Data entries for graphics
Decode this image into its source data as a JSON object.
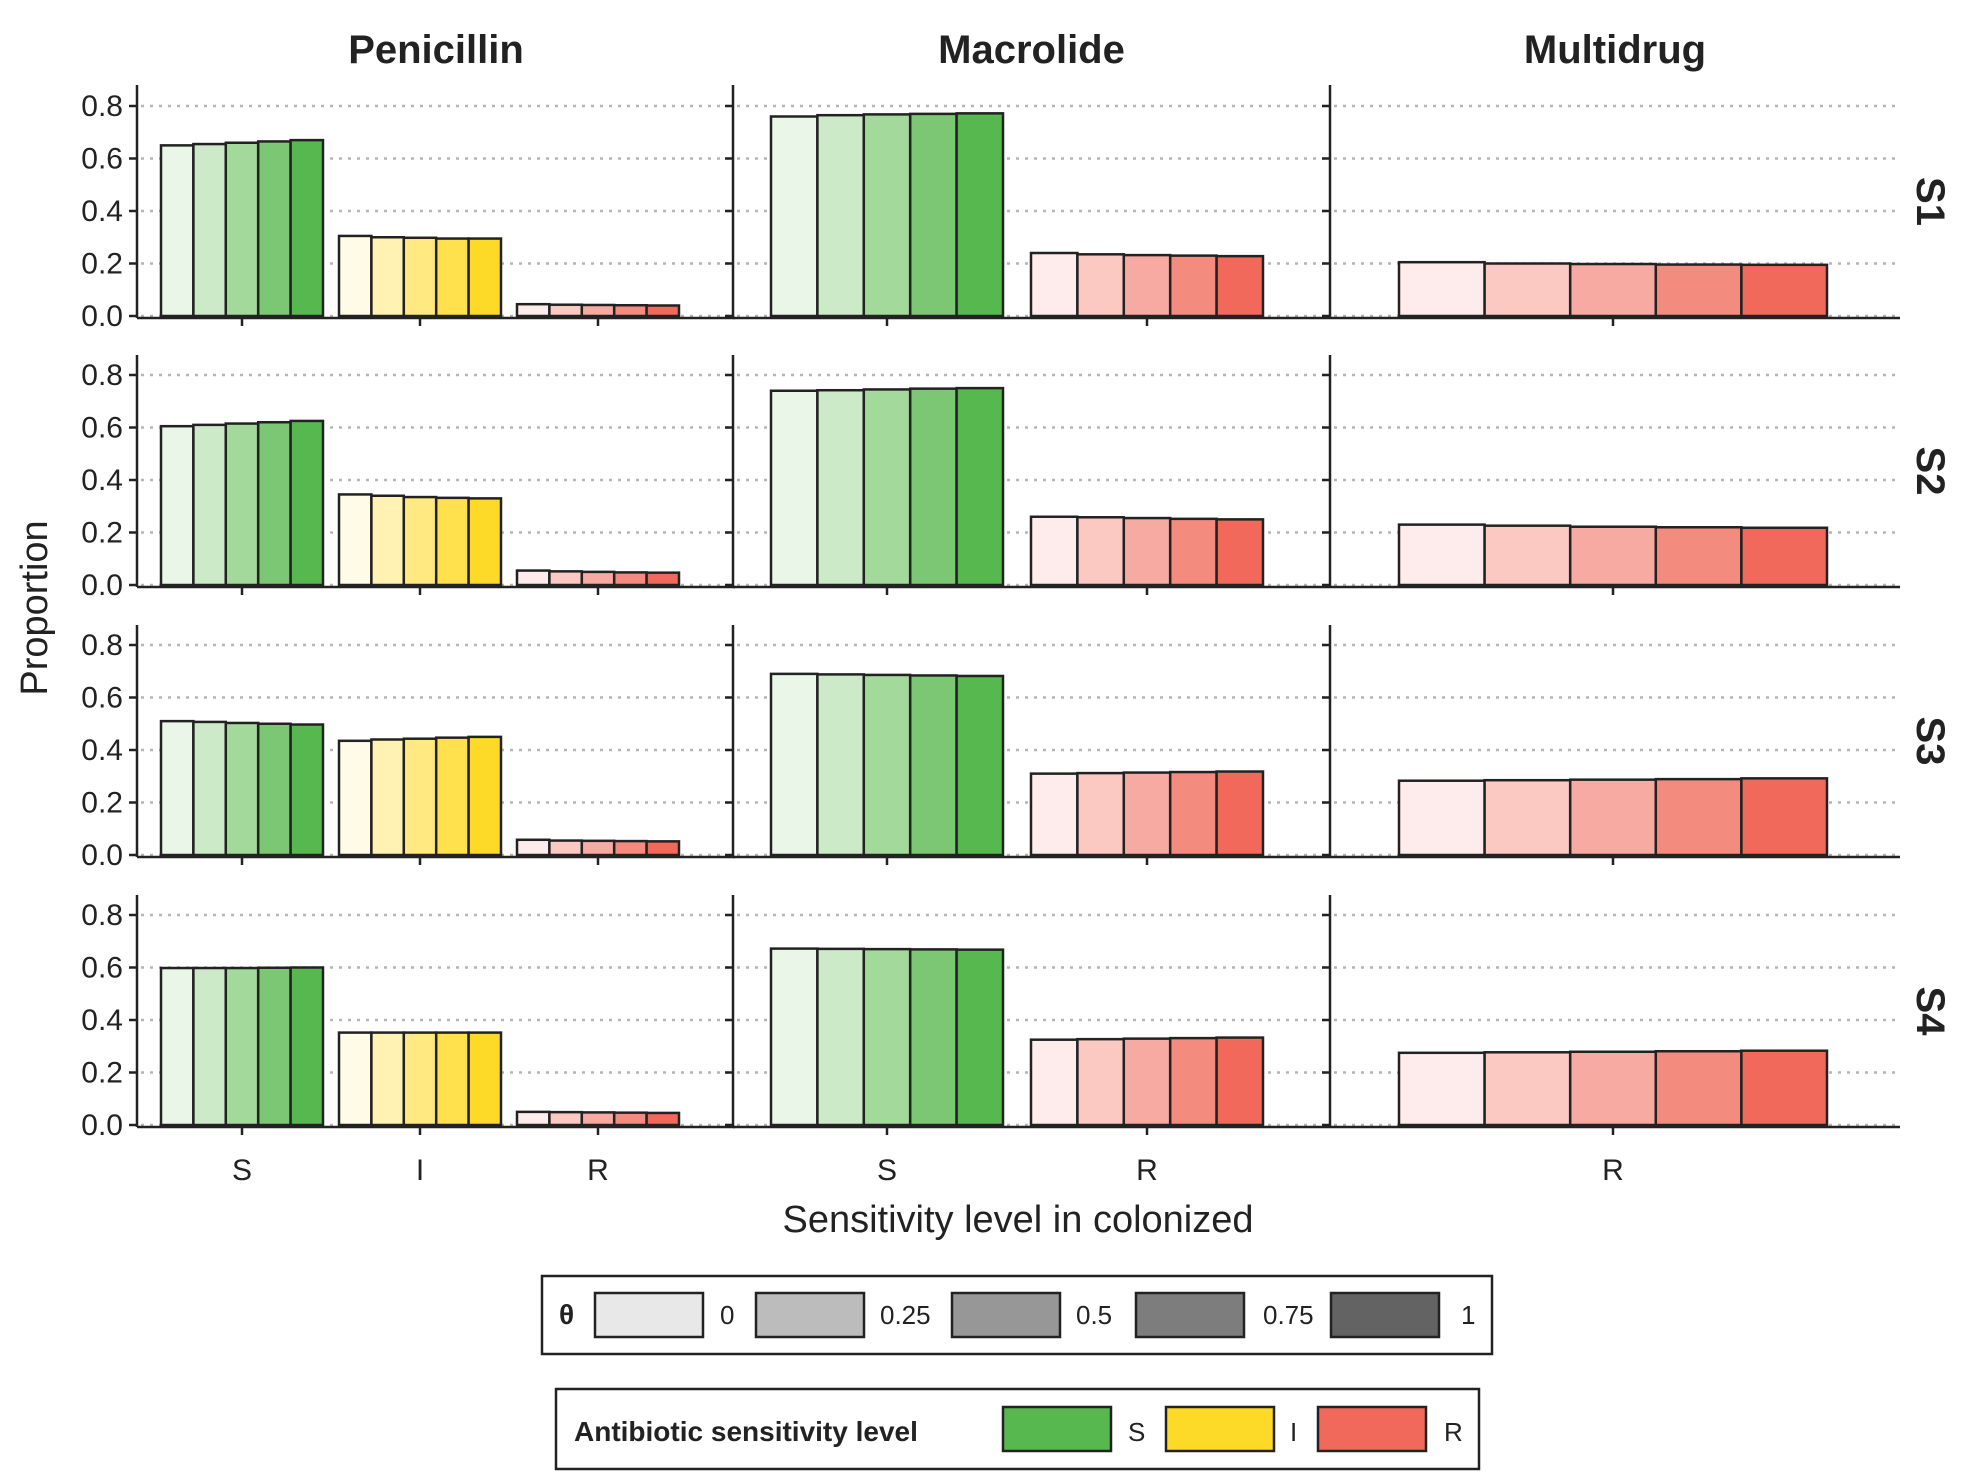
{
  "chart_data": {
    "type": "bar",
    "layout": "facet_grid",
    "ylabel": "Proportion",
    "xlabel": "Sensitivity level in colonized",
    "ylim": [
      0,
      0.85
    ],
    "yticks": [
      "0.0",
      "0.2",
      "0.4",
      "0.6",
      "0.8"
    ],
    "grid": "horizontal dotted",
    "columns": [
      {
        "name": "Penicillin",
        "categories": [
          "S",
          "I",
          "R"
        ]
      },
      {
        "name": "Macrolide",
        "categories": [
          "S",
          "R"
        ]
      },
      {
        "name": "Multidrug",
        "categories": [
          "R"
        ]
      }
    ],
    "rows": [
      "S1",
      "S2",
      "S3",
      "S4"
    ],
    "theta_levels": [
      "0",
      "0.25",
      "0.5",
      "0.75",
      "1"
    ],
    "values": {
      "S1": {
        "Penicillin": {
          "S": [
            0.65,
            0.655,
            0.66,
            0.665,
            0.67
          ],
          "I": [
            0.305,
            0.3,
            0.298,
            0.295,
            0.295
          ],
          "R": [
            0.045,
            0.043,
            0.042,
            0.041,
            0.04
          ]
        },
        "Macrolide": {
          "S": [
            0.76,
            0.765,
            0.768,
            0.77,
            0.772
          ],
          "R": [
            0.24,
            0.235,
            0.232,
            0.23,
            0.228
          ]
        },
        "Multidrug": {
          "R": [
            0.205,
            0.2,
            0.198,
            0.196,
            0.195
          ]
        }
      },
      "S2": {
        "Penicillin": {
          "S": [
            0.605,
            0.61,
            0.615,
            0.62,
            0.625
          ],
          "I": [
            0.345,
            0.34,
            0.335,
            0.332,
            0.33
          ],
          "R": [
            0.055,
            0.052,
            0.05,
            0.048,
            0.047
          ]
        },
        "Macrolide": {
          "S": [
            0.74,
            0.742,
            0.745,
            0.748,
            0.75
          ],
          "R": [
            0.26,
            0.258,
            0.255,
            0.252,
            0.25
          ]
        },
        "Multidrug": {
          "R": [
            0.23,
            0.226,
            0.222,
            0.22,
            0.218
          ]
        }
      },
      "S3": {
        "Penicillin": {
          "S": [
            0.51,
            0.507,
            0.503,
            0.5,
            0.497
          ],
          "I": [
            0.435,
            0.44,
            0.443,
            0.447,
            0.45
          ],
          "R": [
            0.058,
            0.055,
            0.054,
            0.053,
            0.052
          ]
        },
        "Macrolide": {
          "S": [
            0.69,
            0.688,
            0.686,
            0.684,
            0.682
          ],
          "R": [
            0.31,
            0.312,
            0.314,
            0.316,
            0.318
          ]
        },
        "Multidrug": {
          "R": [
            0.283,
            0.285,
            0.287,
            0.289,
            0.292
          ]
        }
      },
      "S4": {
        "Penicillin": {
          "S": [
            0.598,
            0.598,
            0.598,
            0.599,
            0.6
          ],
          "I": [
            0.352,
            0.352,
            0.352,
            0.352,
            0.352
          ],
          "R": [
            0.05,
            0.049,
            0.048,
            0.047,
            0.046
          ]
        },
        "Macrolide": {
          "S": [
            0.672,
            0.671,
            0.67,
            0.669,
            0.668
          ],
          "R": [
            0.325,
            0.327,
            0.329,
            0.331,
            0.333
          ]
        },
        "Multidrug": {
          "R": [
            0.275,
            0.277,
            0.279,
            0.281,
            0.283
          ]
        }
      }
    },
    "category_colors": {
      "S": [
        "#eaf6e8",
        "#cdeac8",
        "#a3d99b",
        "#7cc774",
        "#57b84f"
      ],
      "I": [
        "#fffbe6",
        "#fff2b3",
        "#ffe980",
        "#ffe04d",
        "#fdd928"
      ],
      "R": [
        "#fdeceb",
        "#fbc8c2",
        "#f7aaa1",
        "#f48b7f",
        "#f0695a"
      ]
    },
    "legend_theta": {
      "title": "θ",
      "labels": [
        "0",
        "0.25",
        "0.5",
        "0.75",
        "1"
      ],
      "colors": [
        "#e8e8e8",
        "#bcbcbc",
        "#979797",
        "#7d7d7d",
        "#636363"
      ]
    },
    "legend_sensitivity": {
      "title": "Antibiotic sensitivity level",
      "labels": [
        "S",
        "I",
        "R"
      ],
      "colors": [
        "#57b84f",
        "#fdd928",
        "#f0695a"
      ]
    },
    "legend_position": "bottom"
  }
}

**Exercise requirements**
Set down the material exactly, every line of it, except for the pictures.

**Expected answer**
Decode this image into its source data as a JSON object.
{
  "chart_data": {
    "type": "bar",
    "layout": "facet_grid",
    "ylabel": "Proportion",
    "xlabel": "Sensitivity level in colonized",
    "ylim": [
      0,
      0.85
    ],
    "yticks": [
      "0.0",
      "0.2",
      "0.4",
      "0.6",
      "0.8"
    ],
    "grid": "horizontal dotted",
    "columns": [
      {
        "name": "Penicillin",
        "categories": [
          "S",
          "I",
          "R"
        ]
      },
      {
        "name": "Macrolide",
        "categories": [
          "S",
          "R"
        ]
      },
      {
        "name": "Multidrug",
        "categories": [
          "R"
        ]
      }
    ],
    "rows": [
      "S1",
      "S2",
      "S3",
      "S4"
    ],
    "theta_levels": [
      "0",
      "0.25",
      "0.5",
      "0.75",
      "1"
    ],
    "values": {
      "S1": {
        "Penicillin": {
          "S": [
            0.65,
            0.655,
            0.66,
            0.665,
            0.67
          ],
          "I": [
            0.305,
            0.3,
            0.298,
            0.295,
            0.295
          ],
          "R": [
            0.045,
            0.043,
            0.042,
            0.041,
            0.04
          ]
        },
        "Macrolide": {
          "S": [
            0.76,
            0.765,
            0.768,
            0.77,
            0.772
          ],
          "R": [
            0.24,
            0.235,
            0.232,
            0.23,
            0.228
          ]
        },
        "Multidrug": {
          "R": [
            0.205,
            0.2,
            0.198,
            0.196,
            0.195
          ]
        }
      },
      "S2": {
        "Penicillin": {
          "S": [
            0.605,
            0.61,
            0.615,
            0.62,
            0.625
          ],
          "I": [
            0.345,
            0.34,
            0.335,
            0.332,
            0.33
          ],
          "R": [
            0.055,
            0.052,
            0.05,
            0.048,
            0.047
          ]
        },
        "Macrolide": {
          "S": [
            0.74,
            0.742,
            0.745,
            0.748,
            0.75
          ],
          "R": [
            0.26,
            0.258,
            0.255,
            0.252,
            0.25
          ]
        },
        "Multidrug": {
          "R": [
            0.23,
            0.226,
            0.222,
            0.22,
            0.218
          ]
        }
      },
      "S3": {
        "Penicillin": {
          "S": [
            0.51,
            0.507,
            0.503,
            0.5,
            0.497
          ],
          "I": [
            0.435,
            0.44,
            0.443,
            0.447,
            0.45
          ],
          "R": [
            0.058,
            0.055,
            0.054,
            0.053,
            0.052
          ]
        },
        "Macrolide": {
          "S": [
            0.69,
            0.688,
            0.686,
            0.684,
            0.682
          ],
          "R": [
            0.31,
            0.312,
            0.314,
            0.316,
            0.318
          ]
        },
        "Multidrug": {
          "R": [
            0.283,
            0.285,
            0.287,
            0.289,
            0.292
          ]
        }
      },
      "S4": {
        "Penicillin": {
          "S": [
            0.598,
            0.598,
            0.598,
            0.599,
            0.6
          ],
          "I": [
            0.352,
            0.352,
            0.352,
            0.352,
            0.352
          ],
          "R": [
            0.05,
            0.049,
            0.048,
            0.047,
            0.046
          ]
        },
        "Macrolide": {
          "S": [
            0.672,
            0.671,
            0.67,
            0.669,
            0.668
          ],
          "R": [
            0.325,
            0.327,
            0.329,
            0.331,
            0.333
          ]
        },
        "Multidrug": {
          "R": [
            0.275,
            0.277,
            0.279,
            0.281,
            0.283
          ]
        }
      }
    },
    "category_colors": {
      "S": [
        "#eaf6e8",
        "#cdeac8",
        "#a3d99b",
        "#7cc774",
        "#57b84f"
      ],
      "I": [
        "#fffbe6",
        "#fff2b3",
        "#ffe980",
        "#ffe04d",
        "#fdd928"
      ],
      "R": [
        "#fdeceb",
        "#fbc8c2",
        "#f7aaa1",
        "#f48b7f",
        "#f0695a"
      ]
    },
    "legend_theta": {
      "title": "θ",
      "labels": [
        "0",
        "0.25",
        "0.5",
        "0.75",
        "1"
      ],
      "colors": [
        "#e8e8e8",
        "#bcbcbc",
        "#979797",
        "#7d7d7d",
        "#636363"
      ]
    },
    "legend_sensitivity": {
      "title": "Antibiotic sensitivity level",
      "labels": [
        "S",
        "I",
        "R"
      ],
      "colors": [
        "#57b84f",
        "#fdd928",
        "#f0695a"
      ]
    },
    "legend_position": "bottom"
  }
}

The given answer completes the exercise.